# Problem:
Everything in the data should be repeated exactly, save for the images.
+++
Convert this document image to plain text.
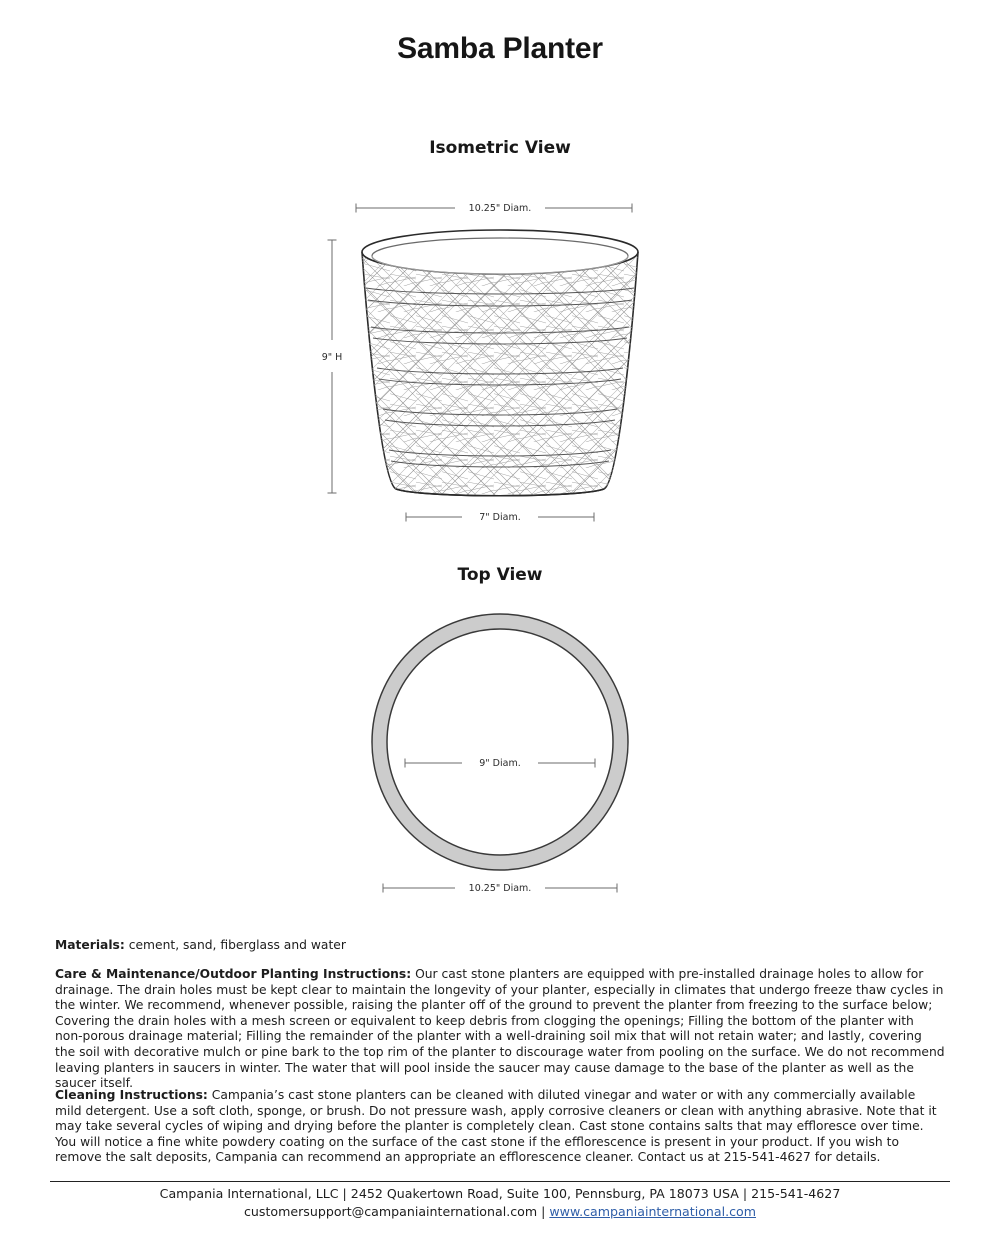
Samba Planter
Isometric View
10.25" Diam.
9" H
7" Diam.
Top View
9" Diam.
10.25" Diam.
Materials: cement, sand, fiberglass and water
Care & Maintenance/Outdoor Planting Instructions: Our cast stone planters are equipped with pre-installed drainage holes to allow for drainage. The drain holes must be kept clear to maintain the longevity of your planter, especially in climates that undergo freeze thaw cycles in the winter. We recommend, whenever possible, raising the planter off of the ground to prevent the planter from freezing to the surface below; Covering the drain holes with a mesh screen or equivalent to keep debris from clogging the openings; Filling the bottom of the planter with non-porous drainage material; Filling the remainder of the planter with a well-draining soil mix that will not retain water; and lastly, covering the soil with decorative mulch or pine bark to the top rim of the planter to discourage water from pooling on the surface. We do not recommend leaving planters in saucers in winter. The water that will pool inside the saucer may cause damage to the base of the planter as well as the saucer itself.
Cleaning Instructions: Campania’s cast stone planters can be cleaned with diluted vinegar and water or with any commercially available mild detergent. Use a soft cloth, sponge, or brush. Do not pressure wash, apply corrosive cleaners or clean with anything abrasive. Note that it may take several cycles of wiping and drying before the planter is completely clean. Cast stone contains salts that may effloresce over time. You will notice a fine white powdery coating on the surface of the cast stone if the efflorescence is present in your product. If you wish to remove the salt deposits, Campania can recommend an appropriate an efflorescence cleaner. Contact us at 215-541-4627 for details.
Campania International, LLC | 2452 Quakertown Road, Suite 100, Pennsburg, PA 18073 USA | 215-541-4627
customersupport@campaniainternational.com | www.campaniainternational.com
+++
# Result for this task:
Convert this document image to plain text.
Samba Planter
Isometric View
10.25" Diam.
9" H
7" Diam.
Top View
9" Diam.
10.25" Diam.
Materials: cement, sand, fiberglass and water
Care & Maintenance/Outdoor Planting Instructions: Our cast stone planters are equipped with pre-installed drainage holes to allow for drainage. The drain holes must be kept clear to maintain the longevity of your planter, especially in climates that undergo freeze thaw cycles in the winter. We recommend, whenever possible, raising the planter off of the ground to prevent the planter from freezing to the surface below; Covering the drain holes with a mesh screen or equivalent to keep debris from clogging the openings; Filling the bottom of the planter with non-porous drainage material; Filling the remainder of the planter with a well-draining soil mix that will not retain water; and lastly, covering the soil with decorative mulch or pine bark to the top rim of the planter to discourage water from pooling on the surface. We do not recommend leaving planters in saucers in winter. The water that will pool inside the saucer may cause damage to the base of the planter as well as the saucer itself.
Cleaning Instructions: Campania’s cast stone planters can be cleaned with diluted vinegar and water or with any commercially available mild detergent. Use a soft cloth, sponge, or brush. Do not pressure wash, apply corrosive cleaners or clean with anything abrasive. Note that it may take several cycles of wiping and drying before the planter is completely clean. Cast stone contains salts that may effloresce over time. You will notice a fine white powdery coating on the surface of the cast stone if the efflorescence is present in your product. If you wish to remove the salt deposits, Campania can recommend an appropriate an efflorescence cleaner. Contact us at 215-541-4627 for details.
Campania International, LLC | 2452 Quakertown Road, Suite 100, Pennsburg, PA 18073 USA | 215-541-4627
customersupport@campaniainternational.com | www.campaniainternational.com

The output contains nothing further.